Collected data entries
--- begin ---
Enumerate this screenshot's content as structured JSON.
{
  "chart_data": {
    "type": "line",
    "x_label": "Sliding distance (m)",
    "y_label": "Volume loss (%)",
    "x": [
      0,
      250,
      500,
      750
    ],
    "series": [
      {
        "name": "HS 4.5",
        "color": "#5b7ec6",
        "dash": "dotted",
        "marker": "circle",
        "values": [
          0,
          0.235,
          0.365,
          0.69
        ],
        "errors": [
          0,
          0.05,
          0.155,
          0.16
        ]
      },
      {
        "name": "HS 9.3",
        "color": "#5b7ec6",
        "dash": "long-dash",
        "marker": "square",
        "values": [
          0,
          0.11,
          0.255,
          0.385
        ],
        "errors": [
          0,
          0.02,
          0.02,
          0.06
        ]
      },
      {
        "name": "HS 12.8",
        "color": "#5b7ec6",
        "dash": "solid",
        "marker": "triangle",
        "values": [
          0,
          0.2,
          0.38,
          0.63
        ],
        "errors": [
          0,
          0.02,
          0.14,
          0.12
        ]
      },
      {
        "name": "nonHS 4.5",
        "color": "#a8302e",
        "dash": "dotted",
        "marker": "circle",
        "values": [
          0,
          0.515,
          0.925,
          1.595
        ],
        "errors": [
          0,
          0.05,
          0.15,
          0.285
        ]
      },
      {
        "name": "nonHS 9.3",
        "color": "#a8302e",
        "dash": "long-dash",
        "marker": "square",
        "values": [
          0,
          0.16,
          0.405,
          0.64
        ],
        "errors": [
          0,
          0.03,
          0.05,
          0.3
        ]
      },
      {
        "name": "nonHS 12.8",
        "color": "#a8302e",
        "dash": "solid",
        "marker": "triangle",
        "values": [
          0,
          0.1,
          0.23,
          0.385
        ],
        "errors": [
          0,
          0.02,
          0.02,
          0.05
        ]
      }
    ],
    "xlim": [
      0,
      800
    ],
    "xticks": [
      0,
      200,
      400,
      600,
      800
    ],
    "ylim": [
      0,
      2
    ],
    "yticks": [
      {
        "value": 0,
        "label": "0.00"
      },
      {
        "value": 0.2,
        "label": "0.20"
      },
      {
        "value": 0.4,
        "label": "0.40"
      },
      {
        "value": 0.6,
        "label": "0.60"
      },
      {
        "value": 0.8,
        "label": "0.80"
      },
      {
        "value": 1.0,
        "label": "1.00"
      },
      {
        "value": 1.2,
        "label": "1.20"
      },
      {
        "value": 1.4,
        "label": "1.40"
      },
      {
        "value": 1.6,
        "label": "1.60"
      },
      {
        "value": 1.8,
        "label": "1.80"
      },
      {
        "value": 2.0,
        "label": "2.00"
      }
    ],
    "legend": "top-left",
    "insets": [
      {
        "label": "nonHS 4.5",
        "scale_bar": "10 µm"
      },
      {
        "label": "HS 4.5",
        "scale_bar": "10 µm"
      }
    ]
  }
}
--- end ---
Reproduce the entire listing word for word.

[WRITTEN ANSWER]
Enumerate this screenshot's content as structured JSON.
{
  "chart_data": {
    "type": "line",
    "x_label": "Sliding distance (m)",
    "y_label": "Volume loss (%)",
    "x": [
      0,
      250,
      500,
      750
    ],
    "series": [
      {
        "name": "HS 4.5",
        "color": "#5b7ec6",
        "dash": "dotted",
        "marker": "circle",
        "values": [
          0,
          0.235,
          0.365,
          0.69
        ],
        "errors": [
          0,
          0.05,
          0.155,
          0.16
        ]
      },
      {
        "name": "HS 9.3",
        "color": "#5b7ec6",
        "dash": "long-dash",
        "marker": "square",
        "values": [
          0,
          0.11,
          0.255,
          0.385
        ],
        "errors": [
          0,
          0.02,
          0.02,
          0.06
        ]
      },
      {
        "name": "HS 12.8",
        "color": "#5b7ec6",
        "dash": "solid",
        "marker": "triangle",
        "values": [
          0,
          0.2,
          0.38,
          0.63
        ],
        "errors": [
          0,
          0.02,
          0.14,
          0.12
        ]
      },
      {
        "name": "nonHS 4.5",
        "color": "#a8302e",
        "dash": "dotted",
        "marker": "circle",
        "values": [
          0,
          0.515,
          0.925,
          1.595
        ],
        "errors": [
          0,
          0.05,
          0.15,
          0.285
        ]
      },
      {
        "name": "nonHS 9.3",
        "color": "#a8302e",
        "dash": "long-dash",
        "marker": "square",
        "values": [
          0,
          0.16,
          0.405,
          0.64
        ],
        "errors": [
          0,
          0.03,
          0.05,
          0.3
        ]
      },
      {
        "name": "nonHS 12.8",
        "color": "#a8302e",
        "dash": "solid",
        "marker": "triangle",
        "values": [
          0,
          0.1,
          0.23,
          0.385
        ],
        "errors": [
          0,
          0.02,
          0.02,
          0.05
        ]
      }
    ],
    "xlim": [
      0,
      800
    ],
    "xticks": [
      0,
      200,
      400,
      600,
      800
    ],
    "ylim": [
      0,
      2
    ],
    "yticks": [
      {
        "value": 0,
        "label": "0.00"
      },
      {
        "value": 0.2,
        "label": "0.20"
      },
      {
        "value": 0.4,
        "label": "0.40"
      },
      {
        "value": 0.6,
        "label": "0.60"
      },
      {
        "value": 0.8,
        "label": "0.80"
      },
      {
        "value": 1.0,
        "label": "1.00"
      },
      {
        "value": 1.2,
        "label": "1.20"
      },
      {
        "value": 1.4,
        "label": "1.40"
      },
      {
        "value": 1.6,
        "label": "1.60"
      },
      {
        "value": 1.8,
        "label": "1.80"
      },
      {
        "value": 2.0,
        "label": "2.00"
      }
    ],
    "legend": "top-left",
    "insets": [
      {
        "label": "nonHS 4.5",
        "scale_bar": "10 µm"
      },
      {
        "label": "HS 4.5",
        "scale_bar": "10 µm"
      }
    ]
  }
}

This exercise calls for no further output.